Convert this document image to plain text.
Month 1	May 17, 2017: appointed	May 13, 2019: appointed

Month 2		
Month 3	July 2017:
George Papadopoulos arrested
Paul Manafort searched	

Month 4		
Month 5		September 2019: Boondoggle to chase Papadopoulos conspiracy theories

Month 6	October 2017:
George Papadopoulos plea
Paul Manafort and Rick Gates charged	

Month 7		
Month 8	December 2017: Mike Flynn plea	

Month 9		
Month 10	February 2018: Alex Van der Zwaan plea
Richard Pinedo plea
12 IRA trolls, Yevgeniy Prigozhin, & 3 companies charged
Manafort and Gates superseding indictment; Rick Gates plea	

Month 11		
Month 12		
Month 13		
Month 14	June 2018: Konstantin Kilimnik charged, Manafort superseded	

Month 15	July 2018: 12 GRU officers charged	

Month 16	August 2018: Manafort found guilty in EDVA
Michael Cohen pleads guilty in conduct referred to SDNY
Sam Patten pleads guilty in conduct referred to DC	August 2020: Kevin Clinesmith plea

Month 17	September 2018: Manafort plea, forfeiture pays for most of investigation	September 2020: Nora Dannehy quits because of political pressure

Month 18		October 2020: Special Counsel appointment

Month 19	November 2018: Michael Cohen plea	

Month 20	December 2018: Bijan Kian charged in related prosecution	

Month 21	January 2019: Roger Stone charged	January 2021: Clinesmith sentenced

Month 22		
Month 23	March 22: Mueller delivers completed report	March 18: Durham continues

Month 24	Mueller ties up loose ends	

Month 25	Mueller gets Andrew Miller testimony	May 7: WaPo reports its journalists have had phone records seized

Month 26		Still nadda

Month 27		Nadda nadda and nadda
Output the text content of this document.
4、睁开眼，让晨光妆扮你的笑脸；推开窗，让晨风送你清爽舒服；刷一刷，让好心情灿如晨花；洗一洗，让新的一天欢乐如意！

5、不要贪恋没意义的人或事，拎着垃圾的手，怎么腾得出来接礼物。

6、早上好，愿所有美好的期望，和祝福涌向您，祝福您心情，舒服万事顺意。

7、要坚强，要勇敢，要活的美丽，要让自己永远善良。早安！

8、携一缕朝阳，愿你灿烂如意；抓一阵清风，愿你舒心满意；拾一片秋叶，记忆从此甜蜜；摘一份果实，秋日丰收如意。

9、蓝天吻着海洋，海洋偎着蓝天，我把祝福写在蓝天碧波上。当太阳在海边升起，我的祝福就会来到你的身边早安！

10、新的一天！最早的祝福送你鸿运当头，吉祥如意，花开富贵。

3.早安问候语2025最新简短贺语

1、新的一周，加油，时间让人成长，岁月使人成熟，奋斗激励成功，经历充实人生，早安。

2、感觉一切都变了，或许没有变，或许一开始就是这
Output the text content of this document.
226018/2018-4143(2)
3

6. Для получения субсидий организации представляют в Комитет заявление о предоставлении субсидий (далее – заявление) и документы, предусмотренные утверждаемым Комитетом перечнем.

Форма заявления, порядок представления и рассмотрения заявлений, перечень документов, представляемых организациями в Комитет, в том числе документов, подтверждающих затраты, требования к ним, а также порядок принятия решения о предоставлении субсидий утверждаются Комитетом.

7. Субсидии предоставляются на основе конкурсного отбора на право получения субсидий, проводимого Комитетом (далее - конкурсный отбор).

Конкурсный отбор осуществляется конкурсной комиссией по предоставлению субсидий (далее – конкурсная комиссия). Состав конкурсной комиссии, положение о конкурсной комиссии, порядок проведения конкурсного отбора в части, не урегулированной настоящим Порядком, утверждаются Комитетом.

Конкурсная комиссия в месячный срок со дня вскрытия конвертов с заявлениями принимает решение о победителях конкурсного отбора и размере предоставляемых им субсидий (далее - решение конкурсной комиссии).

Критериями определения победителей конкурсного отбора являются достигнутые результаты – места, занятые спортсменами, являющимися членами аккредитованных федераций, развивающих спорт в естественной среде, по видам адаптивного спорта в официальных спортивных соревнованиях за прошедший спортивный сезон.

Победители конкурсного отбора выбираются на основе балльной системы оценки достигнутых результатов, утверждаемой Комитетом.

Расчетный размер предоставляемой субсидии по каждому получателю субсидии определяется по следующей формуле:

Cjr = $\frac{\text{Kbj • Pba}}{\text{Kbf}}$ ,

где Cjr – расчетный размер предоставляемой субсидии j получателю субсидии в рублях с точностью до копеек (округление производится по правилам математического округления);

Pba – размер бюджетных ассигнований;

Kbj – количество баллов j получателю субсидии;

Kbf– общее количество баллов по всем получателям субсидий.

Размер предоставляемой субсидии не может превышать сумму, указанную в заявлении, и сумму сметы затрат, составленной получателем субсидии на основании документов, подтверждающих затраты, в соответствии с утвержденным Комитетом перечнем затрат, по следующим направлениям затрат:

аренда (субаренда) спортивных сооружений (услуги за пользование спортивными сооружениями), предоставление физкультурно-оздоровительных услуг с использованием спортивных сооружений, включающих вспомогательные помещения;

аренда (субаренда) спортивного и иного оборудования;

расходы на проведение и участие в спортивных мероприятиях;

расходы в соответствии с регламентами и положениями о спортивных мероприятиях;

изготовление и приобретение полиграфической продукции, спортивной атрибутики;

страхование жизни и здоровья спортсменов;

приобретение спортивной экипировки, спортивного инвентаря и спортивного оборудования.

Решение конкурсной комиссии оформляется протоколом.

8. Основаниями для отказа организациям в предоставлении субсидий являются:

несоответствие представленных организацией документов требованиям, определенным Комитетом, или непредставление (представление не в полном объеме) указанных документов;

####################

WORK TO DO:
Copy out all of the data exactly, leaving nothing out.

EXPECTED ANSWER:
Convert this document image to plain text.
Month 1	May 17, 2017: appointed	May 13, 2019: appointed

Month 2		
Month 3	July 2017:
George Papadopoulos arrested
Paul Manafort searched	

Month 4		
Month 5		September 2019: Boondoggle to chase Papadopoulos conspiracy theories

Month 6	October 2017:
George Papadopoulos plea
Paul Manafort and Rick Gates charged	

Month 7		
Month 8	December 2017: Mike Flynn plea	

Month 9		
Month 10	February 2018: Alex Van der Zwaan plea
Richard Pinedo plea
12 IRA trolls, Yevgeniy Prigozhin, & 3 companies charged
Manafort and Gates superseding indictment; Rick Gates plea	

Month 11		
Month 12		
Month 13		
Month 14	June 2018: Konstantin Kilimnik charged, Manafort superseded	

Month 15	July 2018: 12 GRU officers charged	

Month 16	August 2018: Manafort found guilty in EDVA
Michael Cohen pleads guilty in conduct referred to SDNY
Sam Patten pleads guilty in conduct referred to DC	August 2020: Kevin Clinesmith plea

Month 17	September 2018: Manafort plea, forfeiture pays for most of investigation	September 2020: Nora Dannehy quits because of political pressure

Month 18		October 2020: Special Counsel appointment

Month 19	November 2018: Michael Cohen plea	

Month 20	December 2018: Bijan Kian charged in related prosecution	

Month 21	January 2019: Roger Stone charged	January 2021: Clinesmith sentenced

Month 22		
Month 23	March 22: Mueller delivers completed report	March 18: Durham continues

Month 24	Mueller ties up loose ends	

Month 25	Mueller gets Andrew Miller testimony	May 7: WaPo reports its journalists have had phone records seized

Month 26		Still nadda

Month 27		Nadda nadda and nadda
Output the text content of this document.
4、睁开眼，让晨光妆扮你的笑脸；推开窗，让晨风送你清爽舒服；刷一刷，让好心情灿如晨花；洗一洗，让新的一天欢乐如意！

5、不要贪恋没意义的人或事，拎着垃圾的手，怎么腾得出来接礼物。

6、早上好，愿所有美好的期望，和祝福涌向您，祝福您心情，舒服万事顺意。

7、要坚强，要勇敢，要活的美丽，要让自己永远善良。早安！

8、携一缕朝阳，愿你灿烂如意；抓一阵清风，愿你舒心满意；拾一片秋叶，记忆从此甜蜜；摘一份果实，秋日丰收如意。

9、蓝天吻着海洋，海洋偎着蓝天，我把祝福写在蓝天碧波上。当太阳在海边升起，我的祝福就会来到你的身边早安！

10、新的一天！最早的祝福送你鸿运当头，吉祥如意，花开富贵。

3.早安问候语2025最新简短贺语

1、新的一周，加油，时间让人成长，岁月使人成熟，奋斗激励成功，经历充实人生，早安。

2、感觉一切都变了，或许没有变，或许一开始就是这
Output the text content of this document.
226018/2018-4143(2)
3

6. Для получения субсидий организации представляют в Комитет заявление о предоставлении субсидий (далее – заявление) и документы, предусмотренные утверждаемым Комитетом перечнем.

Форма заявления, порядок представления и рассмотрения заявлений, перечень документов, представляемых организациями в Комитет, в том числе документов, подтверждающих затраты, требования к ним, а также порядок принятия решения о предоставлении субсидий утверждаются Комитетом.

7. Субсидии предоставляются на основе конкурсного отбора на право получения субсидий, проводимого Комитетом (далее - конкурсный отбор).

Конкурсный отбор осуществляется конкурсной комиссией по предоставлению субсидий (далее – конкурсная комиссия). Состав конкурсной комиссии, положение о конкурсной комиссии, порядок проведения конкурсного отбора в части, не урегулированной настоящим Порядком, утверждаются Комитетом.

Конкурсная комиссия в месячный срок со дня вскрытия конвертов с заявлениями принимает решение о победителях конкурсного отбора и размере предоставляемых им субсидий (далее - решение конкурсной комиссии).

Критериями определения победителей конкурсного отбора являются достигнутые результаты – места, занятые спортсменами, являющимися членами аккредитованных федераций, развивающих спорт в естественной среде, по видам адаптивного спорта в официальных спортивных соревнованиях за прошедший спортивный сезон.

Победители конкурсного отбора выбираются на основе балльной системы оценки достигнутых результатов, утверждаемой Комитетом.

Расчетный размер предоставляемой субсидии по каждому получателю субсидии определяется по следующей формуле:

Cjr = $\frac{\text{Kbj • Pba}}{\text{Kbf}}$ ,

где Cjr – расчетный размер предоставляемой субсидии j получателю субсидии в рублях с точностью до копеек (округление производится по правилам математического округления);

Pba – размер бюджетных ассигнований;

Kbj – количество баллов j получателю субсидии;

Kbf– общее количество баллов по всем получателям субсидий.

Размер предоставляемой субсидии не может превышать сумму, указанную в заявлении, и сумму сметы затрат, составленной получателем субсидии на основании документов, подтверждающих затраты, в соответствии с утвержденным Комитетом перечнем затрат, по следующим направлениям затрат:

аренда (субаренда) спортивных сооружений (услуги за пользование спортивными сооружениями), предоставление физкультурно-оздоровительных услуг с использованием спортивных сооружений, включающих вспомогательные помещения;

аренда (субаренда) спортивного и иного оборудования;

расходы на проведение и участие в спортивных мероприятиях;

расходы в соответствии с регламентами и положениями о спортивных мероприятиях;

изготовление и приобретение полиграфической продукции, спортивной атрибутики;

страхование жизни и здоровья спортсменов;

приобретение спортивной экипировки, спортивного инвентаря и спортивного оборудования.

Решение конкурсной комиссии оформляется протоколом.

8. Основаниями для отказа организациям в предоставлении субсидий являются:

несоответствие представленных организацией документов требованиям, определенным Комитетом, или непредставление (представление не в полном объеме) указанных документов;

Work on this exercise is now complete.